## [Short problem]
Make an exact copy of all the records.

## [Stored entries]
+ + + +
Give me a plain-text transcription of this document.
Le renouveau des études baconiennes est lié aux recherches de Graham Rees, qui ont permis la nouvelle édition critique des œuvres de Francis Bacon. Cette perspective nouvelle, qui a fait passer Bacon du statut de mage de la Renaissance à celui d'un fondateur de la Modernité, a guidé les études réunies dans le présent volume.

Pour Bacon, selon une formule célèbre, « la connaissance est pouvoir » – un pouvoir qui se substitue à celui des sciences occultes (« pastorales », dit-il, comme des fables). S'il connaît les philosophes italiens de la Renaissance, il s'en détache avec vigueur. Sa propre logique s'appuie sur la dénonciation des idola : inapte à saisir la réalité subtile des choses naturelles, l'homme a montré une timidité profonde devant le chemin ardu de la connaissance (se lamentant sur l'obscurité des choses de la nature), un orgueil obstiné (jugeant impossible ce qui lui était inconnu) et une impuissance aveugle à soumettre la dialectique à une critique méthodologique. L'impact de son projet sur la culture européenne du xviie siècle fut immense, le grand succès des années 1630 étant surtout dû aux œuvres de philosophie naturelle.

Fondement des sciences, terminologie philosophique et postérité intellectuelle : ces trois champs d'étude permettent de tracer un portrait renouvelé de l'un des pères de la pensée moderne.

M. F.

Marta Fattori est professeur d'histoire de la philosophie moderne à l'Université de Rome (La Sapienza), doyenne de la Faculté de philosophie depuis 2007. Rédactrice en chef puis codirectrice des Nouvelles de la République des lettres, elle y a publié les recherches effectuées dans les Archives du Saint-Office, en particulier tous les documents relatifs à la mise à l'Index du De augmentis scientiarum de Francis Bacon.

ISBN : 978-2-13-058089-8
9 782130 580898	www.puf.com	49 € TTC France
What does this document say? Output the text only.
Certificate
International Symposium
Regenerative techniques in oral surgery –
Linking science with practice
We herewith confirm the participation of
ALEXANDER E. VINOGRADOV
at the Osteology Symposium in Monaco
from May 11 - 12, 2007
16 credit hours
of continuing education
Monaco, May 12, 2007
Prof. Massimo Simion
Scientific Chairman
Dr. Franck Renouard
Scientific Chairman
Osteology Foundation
+ + + +
## [Full answer]
Give me a plain-text transcription of this document.
Le renouveau des études baconiennes est lié aux recherches de Graham Rees, qui ont permis la nouvelle édition critique des œuvres de Francis Bacon. Cette perspective nouvelle, qui a fait passer Bacon du statut de mage de la Renaissance à celui d'un fondateur de la Modernité, a guidé les études réunies dans le présent volume.

Pour Bacon, selon une formule célèbre, « la connaissance est pouvoir » – un pouvoir qui se substitue à celui des sciences occultes (« pastorales », dit-il, comme des fables). S'il connaît les philosophes italiens de la Renaissance, il s'en détache avec vigueur. Sa propre logique s'appuie sur la dénonciation des idola : inapte à saisir la réalité subtile des choses naturelles, l'homme a montré une timidité profonde devant le chemin ardu de la connaissance (se lamentant sur l'obscurité des choses de la nature), un orgueil obstiné (jugeant impossible ce qui lui était inconnu) et une impuissance aveugle à soumettre la dialectique à une critique méthodologique. L'impact de son projet sur la culture européenne du xviie siècle fut immense, le grand succès des années 1630 étant surtout dû aux œuvres de philosophie naturelle.

Fondement des sciences, terminologie philosophique et postérité intellectuelle : ces trois champs d'étude permettent de tracer un portrait renouvelé de l'un des pères de la pensée moderne.

M. F.

Marta Fattori est professeur d'histoire de la philosophie moderne à l'Université de Rome (La Sapienza), doyenne de la Faculté de philosophie depuis 2007. Rédactrice en chef puis codirectrice des Nouvelles de la République des lettres, elle y a publié les recherches effectuées dans les Archives du Saint-Office, en particulier tous les documents relatifs à la mise à l'Index du De augmentis scientiarum de Francis Bacon.

ISBN : 978-2-13-058089-8
9 782130 580898	www.puf.com	49 € TTC France
What does this document say? Output the text only.
Certificate
International Symposium
Regenerative techniques in oral surgery –
Linking science with practice
We herewith confirm the participation of
ALEXANDER E. VINOGRADOV
at the Osteology Symposium in Monaco
from May 11 - 12, 2007
16 credit hours
of continuing education
Monaco, May 12, 2007
Prof. Massimo Simion
Scientific Chairman
Dr. Franck Renouard
Scientific Chairman
Osteology Foundation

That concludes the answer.